### [Stored items]
----
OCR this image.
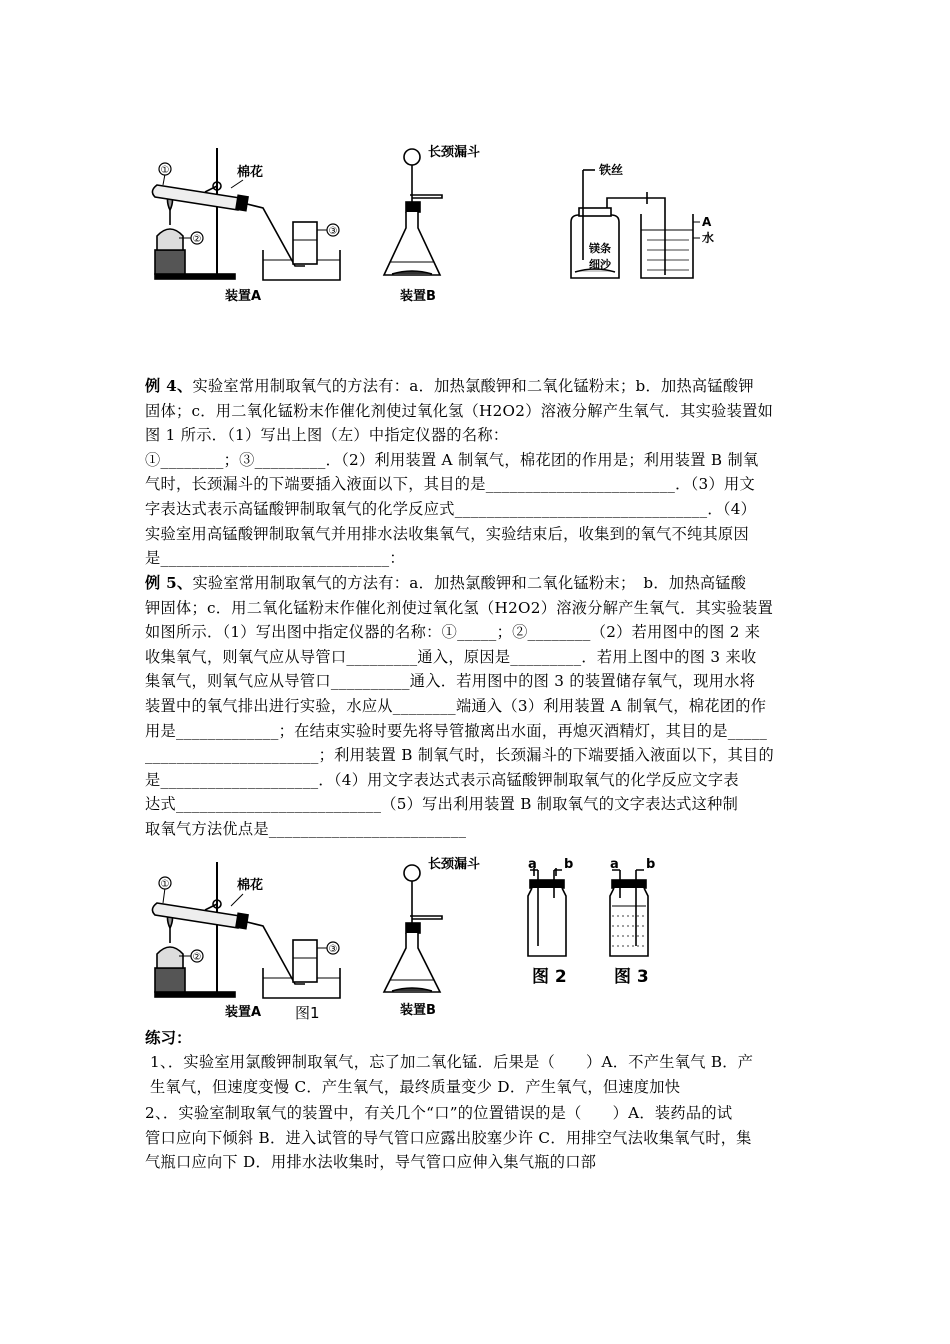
①
②
③
棉花
装置A
长颈漏斗
装置B
铁丝
镁条
细沙
A
水
例 4、实验室常用制取氧气的方法有：a．加热氯酸钾和二氧化锰粉末；b．加热高锰酸钾
固体；c．用二氧化锰粉末作催化剂使过氧化氢（H2O2）溶液分解产生氧气．其实验装置如
图 1 所示．（1）写出上图（左）中指定仪器的名称：
①________；③_________．（2）利用装置 A 制氧气，棉花团的作用是；利用装置 B 制氧
气时，长颈漏斗的下端要插入液面以下，其目的是________________________．（3）用文
字表达式表示高锰酸钾制取氧气的化学反应式________________________________．（4）
实验室用高锰酸钾制取氧气并用排水法收集氧气，实验结束后，收集到的氧气不纯其原因
是_____________________________：
例 5、实验室常用制取氧气的方法有：a．加热氯酸钾和二氧化锰粉末；　b．加热高锰酸
钾固体；c．用二氧化锰粉末作催化剂使过氧化氢（H2O2）溶液分解产生氧气．其实验装置
如图所示．（1）写出图中指定仪器的名称：①_____；②________（2）若用图中的图 2 来
收集氧气，则氧气应从导管口_________通入，原因是_________．若用上图中的图 3 来收
集氧气，则氧气应从导管口__________通入．若用图中的图 3 的装置储存氧气，现用水将
装置中的氧气排出进行实验，水应从________端通入（3）利用装置 A 制氧气，棉花团的作
用是_____________；在结束实验时要先将导管撤离出水面，再熄灭酒精灯，其目的是_____
______________________；利用装置 B 制氧气时，长颈漏斗的下端要插入液面以下，其目的
是____________________．（4）用文字表达式表示高锰酸钾制取氧气的化学反应文字表
达式__________________________（5）写出利用装置 B 制取氧气的文字表达式这种制
取氧气方法优点是_________________________
①
②
③
棉花
装置A 图1
长颈漏斗
装置B
a b	a b
图 2	图 3
练习：
1、．实验室用氯酸钾制取氧气，忘了加二氧化锰．后果是（　　）A．不产生氧气 B．产
生氧气，但速度变慢 C．产生氧气，最终质量变少 D．产生氧气，但速度加快
2、．实验室制取氧气的装置中，有关几个“口”的位置错误的是（　　）A．装药品的试
管口应向下倾斜 B．进入试管的导气管口应露出胶塞少许 C．用排空气法收集氧气时，集
气瓶口应向下 D．用排水法收集时，导气管口应伸入集气瓶的口部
----
### [Description of the task]
All of the entries need to be transcribed word for word; pictures are left out.

### [Answer to the problem]
OCR this image.
①
②
③
棉花
装置A
长颈漏斗
装置B
铁丝
镁条
细沙
A
水
例 4、实验室常用制取氧气的方法有：a．加热氯酸钾和二氧化锰粉末；b．加热高锰酸钾
固体；c．用二氧化锰粉末作催化剂使过氧化氢（H2O2）溶液分解产生氧气．其实验装置如
图 1 所示．（1）写出上图（左）中指定仪器的名称：
①________；③_________．（2）利用装置 A 制氧气，棉花团的作用是；利用装置 B 制氧
气时，长颈漏斗的下端要插入液面以下，其目的是________________________．（3）用文
字表达式表示高锰酸钾制取氧气的化学反应式________________________________．（4）
实验室用高锰酸钾制取氧气并用排水法收集氧气，实验结束后，收集到的氧气不纯其原因
是_____________________________：
例 5、实验室常用制取氧气的方法有：a．加热氯酸钾和二氧化锰粉末；　b．加热高锰酸
钾固体；c．用二氧化锰粉末作催化剂使过氧化氢（H2O2）溶液分解产生氧气．其实验装置
如图所示．（1）写出图中指定仪器的名称：①_____；②________（2）若用图中的图 2 来
收集氧气，则氧气应从导管口_________通入，原因是_________．若用上图中的图 3 来收
集氧气，则氧气应从导管口__________通入．若用图中的图 3 的装置储存氧气，现用水将
装置中的氧气排出进行实验，水应从________端通入（3）利用装置 A 制氧气，棉花团的作
用是_____________；在结束实验时要先将导管撤离出水面，再熄灭酒精灯，其目的是_____
______________________；利用装置 B 制氧气时，长颈漏斗的下端要插入液面以下，其目的
是____________________．（4）用文字表达式表示高锰酸钾制取氧气的化学反应文字表
达式__________________________（5）写出利用装置 B 制取氧气的文字表达式这种制
取氧气方法优点是_________________________
①
②
③
棉花
装置A 图1
长颈漏斗
装置B
a b	a b
图 2	图 3
练习：
1、．实验室用氯酸钾制取氧气，忘了加二氧化锰．后果是（　　）A．不产生氧气 B．产
生氧气，但速度变慢 C．产生氧气，最终质量变少 D．产生氧气，但速度加快
2、．实验室制取氧气的装置中，有关几个“口”的位置错误的是（　　）A．装药品的试
管口应向下倾斜 B．进入试管的导气管口应露出胶塞少许 C．用排空气法收集氧气时，集
气瓶口应向下 D．用排水法收集时，导气管口应伸入集气瓶的口部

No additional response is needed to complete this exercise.